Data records
○ ○ ○ ○ ○
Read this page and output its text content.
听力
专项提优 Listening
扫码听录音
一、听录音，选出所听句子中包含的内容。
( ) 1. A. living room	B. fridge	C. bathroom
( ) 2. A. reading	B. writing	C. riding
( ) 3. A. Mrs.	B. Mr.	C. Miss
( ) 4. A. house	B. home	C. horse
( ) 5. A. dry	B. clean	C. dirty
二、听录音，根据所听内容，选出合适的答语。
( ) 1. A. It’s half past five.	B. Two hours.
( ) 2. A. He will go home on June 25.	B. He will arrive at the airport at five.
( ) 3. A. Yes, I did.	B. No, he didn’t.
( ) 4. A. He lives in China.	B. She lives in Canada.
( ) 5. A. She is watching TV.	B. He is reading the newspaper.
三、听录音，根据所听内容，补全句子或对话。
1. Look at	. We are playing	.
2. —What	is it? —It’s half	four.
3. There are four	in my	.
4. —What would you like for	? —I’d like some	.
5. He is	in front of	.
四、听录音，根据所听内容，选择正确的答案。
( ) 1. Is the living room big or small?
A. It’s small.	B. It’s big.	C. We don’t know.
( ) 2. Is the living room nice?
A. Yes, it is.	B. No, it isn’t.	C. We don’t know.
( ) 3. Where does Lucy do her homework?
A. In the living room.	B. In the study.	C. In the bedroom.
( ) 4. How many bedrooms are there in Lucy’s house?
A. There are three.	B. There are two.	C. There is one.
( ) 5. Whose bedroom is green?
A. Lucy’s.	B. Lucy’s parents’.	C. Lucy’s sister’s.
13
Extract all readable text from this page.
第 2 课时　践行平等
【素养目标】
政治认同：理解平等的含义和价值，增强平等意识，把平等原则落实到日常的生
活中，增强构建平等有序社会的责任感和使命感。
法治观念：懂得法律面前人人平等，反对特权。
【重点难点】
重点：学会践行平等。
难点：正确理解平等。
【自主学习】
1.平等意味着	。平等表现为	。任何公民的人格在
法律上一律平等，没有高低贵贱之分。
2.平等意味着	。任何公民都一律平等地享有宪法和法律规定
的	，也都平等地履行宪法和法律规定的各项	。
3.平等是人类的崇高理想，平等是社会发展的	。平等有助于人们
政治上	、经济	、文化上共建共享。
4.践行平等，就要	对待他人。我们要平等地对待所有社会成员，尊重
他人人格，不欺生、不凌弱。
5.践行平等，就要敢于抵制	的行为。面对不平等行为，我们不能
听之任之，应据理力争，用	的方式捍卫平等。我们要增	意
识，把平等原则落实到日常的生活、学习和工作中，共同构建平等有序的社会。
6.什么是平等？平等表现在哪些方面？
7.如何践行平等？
○ ○ ○ ○ ○
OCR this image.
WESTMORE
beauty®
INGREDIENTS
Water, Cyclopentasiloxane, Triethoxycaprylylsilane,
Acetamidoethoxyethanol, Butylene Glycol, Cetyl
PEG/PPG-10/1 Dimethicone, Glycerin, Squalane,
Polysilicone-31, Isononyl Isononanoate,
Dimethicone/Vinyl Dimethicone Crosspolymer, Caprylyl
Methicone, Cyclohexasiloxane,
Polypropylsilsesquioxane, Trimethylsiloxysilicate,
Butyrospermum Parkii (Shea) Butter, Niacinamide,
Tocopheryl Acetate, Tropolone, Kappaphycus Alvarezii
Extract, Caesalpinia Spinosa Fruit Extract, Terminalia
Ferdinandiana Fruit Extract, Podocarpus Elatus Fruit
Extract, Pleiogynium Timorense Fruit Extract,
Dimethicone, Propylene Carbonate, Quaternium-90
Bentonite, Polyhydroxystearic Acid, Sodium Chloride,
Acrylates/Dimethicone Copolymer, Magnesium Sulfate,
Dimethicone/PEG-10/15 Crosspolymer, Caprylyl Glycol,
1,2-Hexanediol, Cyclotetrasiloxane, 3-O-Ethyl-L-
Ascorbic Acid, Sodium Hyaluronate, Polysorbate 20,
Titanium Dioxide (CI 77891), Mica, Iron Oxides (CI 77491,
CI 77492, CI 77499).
○ ○ ○ ○ ○
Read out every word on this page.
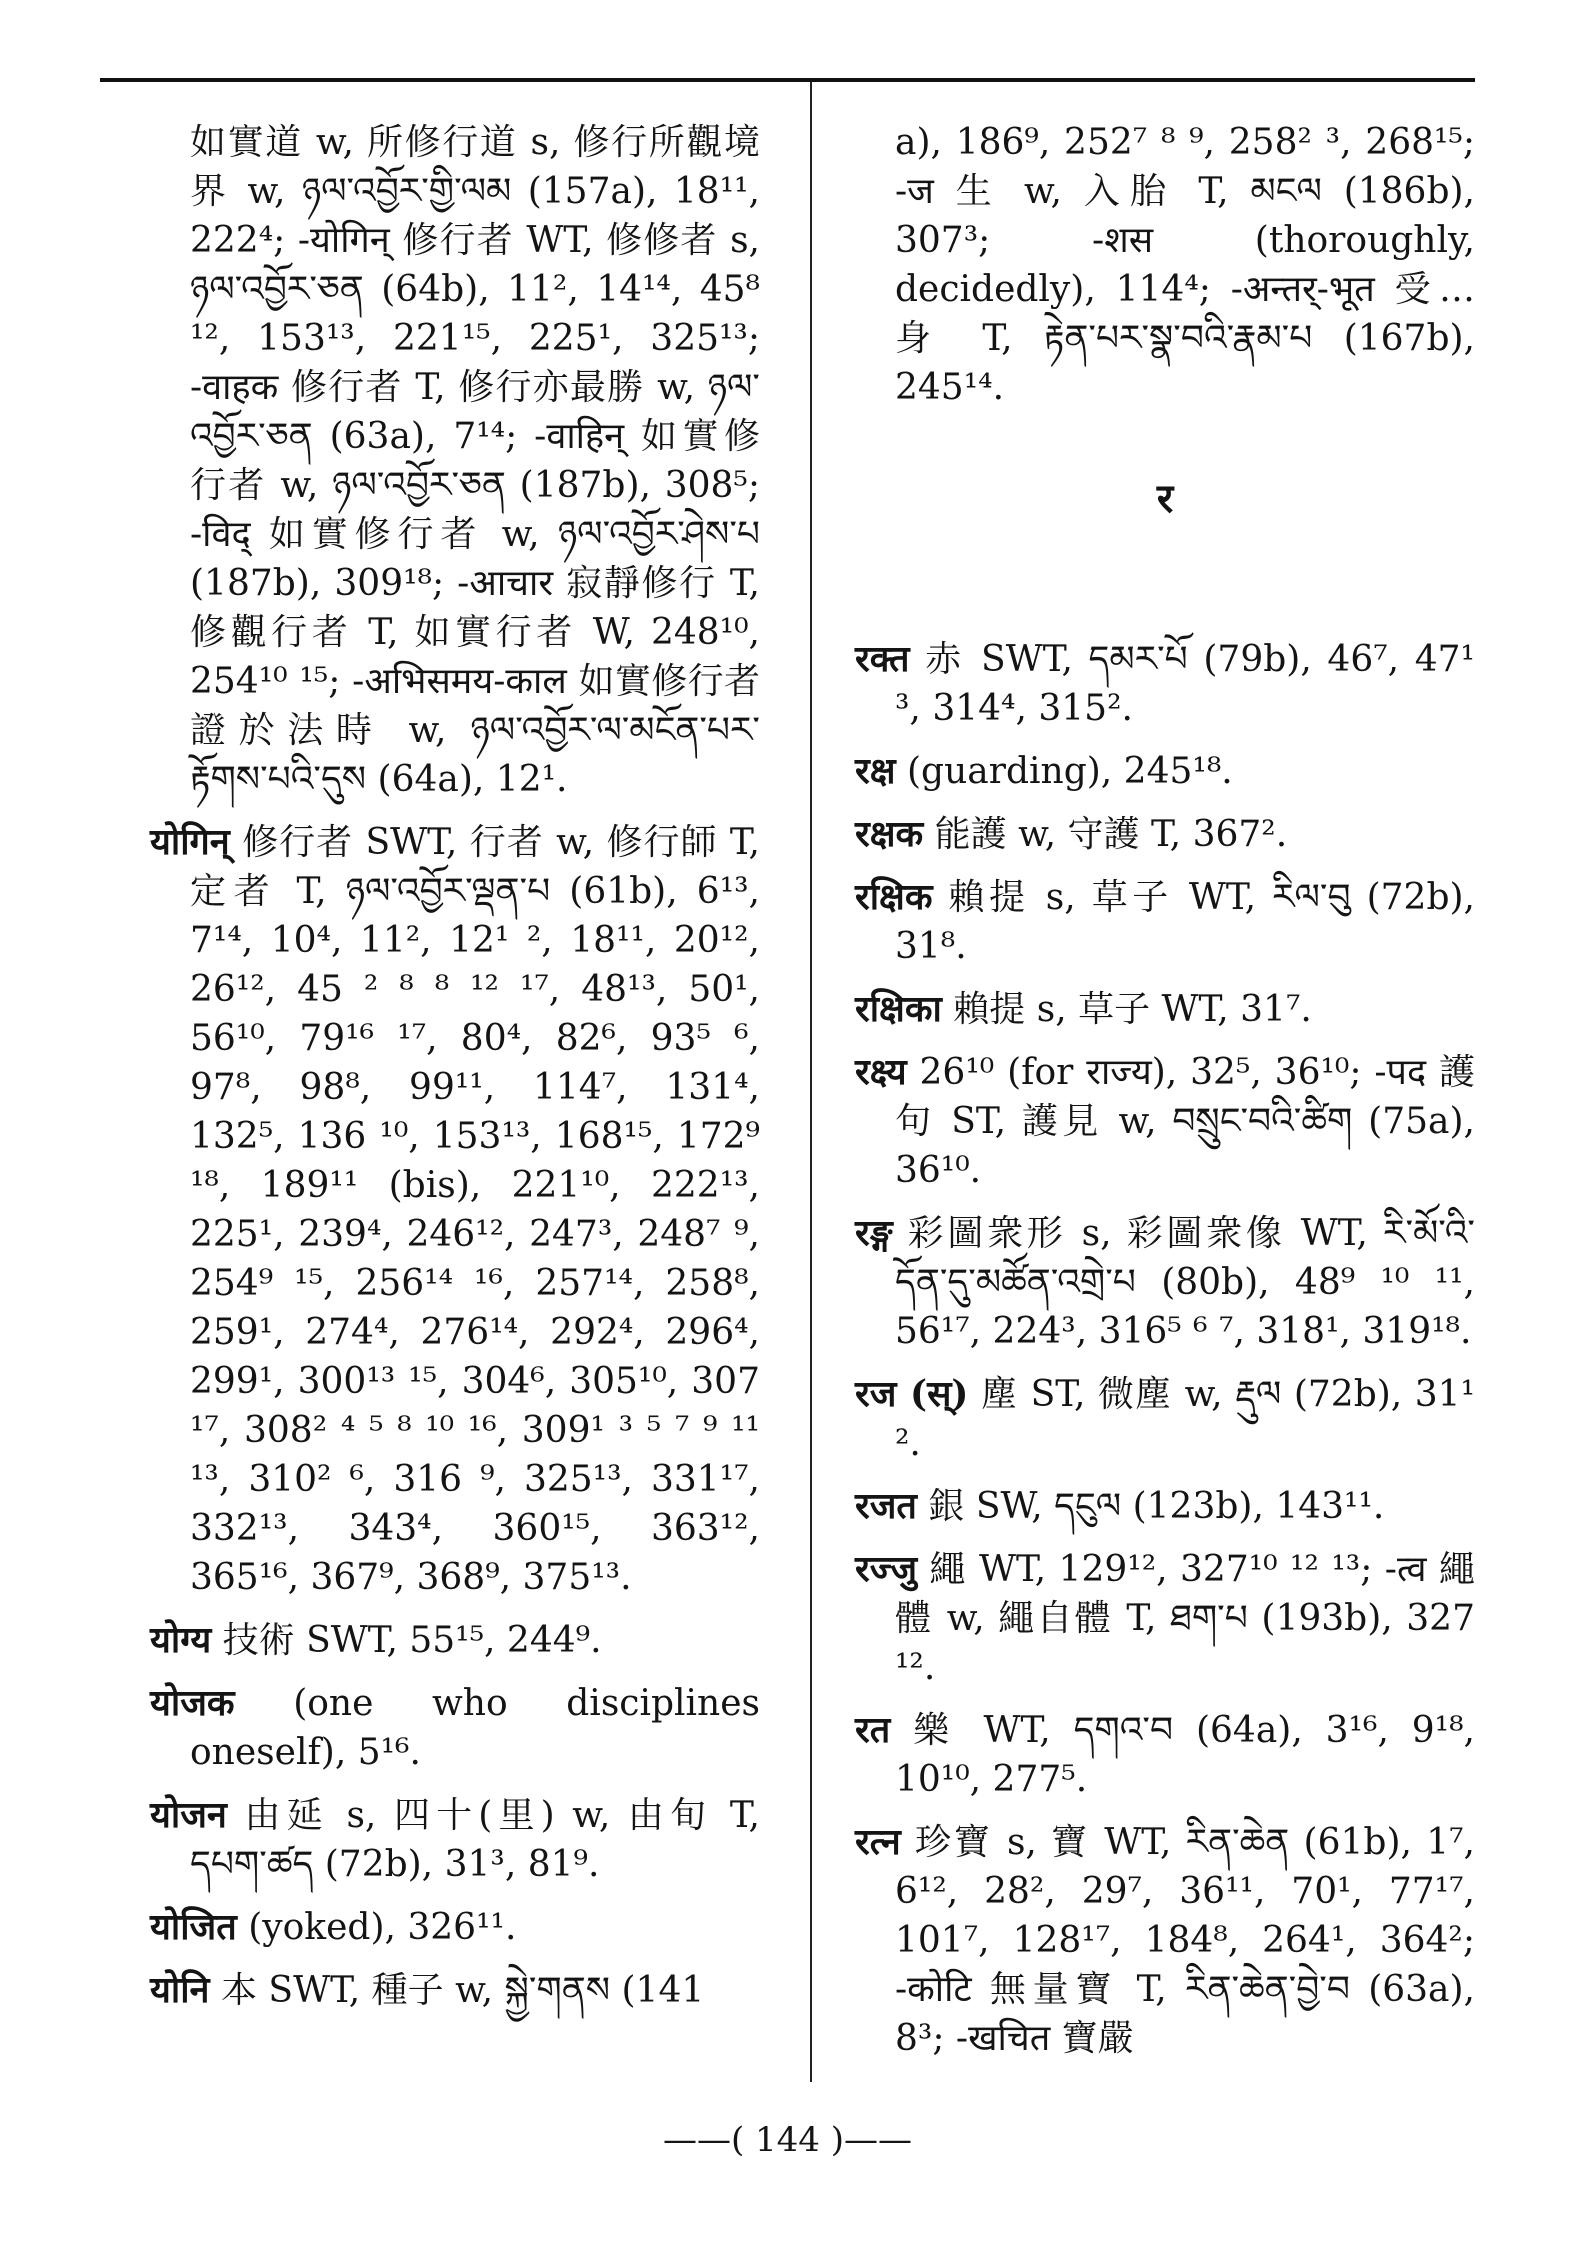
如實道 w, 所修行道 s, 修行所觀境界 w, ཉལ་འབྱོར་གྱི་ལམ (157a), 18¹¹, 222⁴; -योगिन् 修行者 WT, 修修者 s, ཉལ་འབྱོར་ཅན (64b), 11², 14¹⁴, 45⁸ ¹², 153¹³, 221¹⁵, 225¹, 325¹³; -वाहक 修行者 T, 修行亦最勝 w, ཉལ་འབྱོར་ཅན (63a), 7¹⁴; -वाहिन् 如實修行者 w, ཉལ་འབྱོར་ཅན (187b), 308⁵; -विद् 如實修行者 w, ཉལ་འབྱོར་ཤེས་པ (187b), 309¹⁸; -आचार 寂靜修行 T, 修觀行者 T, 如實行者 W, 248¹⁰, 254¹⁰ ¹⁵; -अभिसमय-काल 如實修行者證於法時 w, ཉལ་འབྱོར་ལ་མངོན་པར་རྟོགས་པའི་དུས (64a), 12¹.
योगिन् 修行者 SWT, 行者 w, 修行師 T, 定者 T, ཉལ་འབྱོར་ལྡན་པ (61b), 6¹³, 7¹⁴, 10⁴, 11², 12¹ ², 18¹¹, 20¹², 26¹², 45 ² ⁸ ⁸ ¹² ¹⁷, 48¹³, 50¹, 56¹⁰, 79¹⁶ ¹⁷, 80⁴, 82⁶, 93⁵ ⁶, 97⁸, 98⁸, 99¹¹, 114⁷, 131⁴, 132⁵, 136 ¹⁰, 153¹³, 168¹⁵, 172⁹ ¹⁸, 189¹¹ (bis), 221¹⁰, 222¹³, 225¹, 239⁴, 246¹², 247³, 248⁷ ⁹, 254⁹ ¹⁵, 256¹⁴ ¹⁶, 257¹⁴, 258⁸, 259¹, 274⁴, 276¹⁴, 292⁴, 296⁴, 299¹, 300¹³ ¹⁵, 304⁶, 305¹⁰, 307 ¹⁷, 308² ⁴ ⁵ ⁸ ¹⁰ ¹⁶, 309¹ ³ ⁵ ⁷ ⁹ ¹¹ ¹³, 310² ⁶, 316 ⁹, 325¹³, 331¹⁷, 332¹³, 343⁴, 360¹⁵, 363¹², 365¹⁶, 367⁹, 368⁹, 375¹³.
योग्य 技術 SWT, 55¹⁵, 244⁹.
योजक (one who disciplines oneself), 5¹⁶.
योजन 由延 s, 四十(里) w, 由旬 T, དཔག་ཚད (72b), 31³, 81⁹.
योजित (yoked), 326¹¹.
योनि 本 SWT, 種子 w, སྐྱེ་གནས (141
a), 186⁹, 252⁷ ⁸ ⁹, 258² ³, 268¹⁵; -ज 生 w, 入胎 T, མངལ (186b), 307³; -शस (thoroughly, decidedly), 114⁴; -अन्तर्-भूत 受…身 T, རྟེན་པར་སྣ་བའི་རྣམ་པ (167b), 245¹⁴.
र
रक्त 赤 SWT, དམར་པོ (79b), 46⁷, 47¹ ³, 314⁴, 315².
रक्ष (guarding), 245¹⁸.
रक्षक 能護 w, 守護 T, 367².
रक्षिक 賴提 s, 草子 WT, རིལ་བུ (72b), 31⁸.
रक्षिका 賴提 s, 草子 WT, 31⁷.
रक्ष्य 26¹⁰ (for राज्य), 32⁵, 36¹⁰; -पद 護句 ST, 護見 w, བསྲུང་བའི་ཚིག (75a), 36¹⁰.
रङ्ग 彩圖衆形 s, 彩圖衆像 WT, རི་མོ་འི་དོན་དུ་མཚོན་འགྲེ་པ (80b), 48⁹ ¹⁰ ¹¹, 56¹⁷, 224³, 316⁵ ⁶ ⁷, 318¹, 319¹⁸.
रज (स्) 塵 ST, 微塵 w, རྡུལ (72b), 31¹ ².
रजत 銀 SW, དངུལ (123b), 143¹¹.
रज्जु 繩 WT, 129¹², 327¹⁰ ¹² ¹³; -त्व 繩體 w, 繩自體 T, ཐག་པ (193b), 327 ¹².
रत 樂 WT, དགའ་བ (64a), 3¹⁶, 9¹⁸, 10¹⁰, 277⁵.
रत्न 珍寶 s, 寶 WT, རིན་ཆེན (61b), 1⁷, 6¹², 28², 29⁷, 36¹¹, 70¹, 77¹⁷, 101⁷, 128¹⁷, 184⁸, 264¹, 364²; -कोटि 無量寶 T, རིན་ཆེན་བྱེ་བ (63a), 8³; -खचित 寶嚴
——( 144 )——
○ ○ ○ ○ ○
## What you need to do:
Count how many lines above contain the word "half". Reply with the number alone.

## Response:
2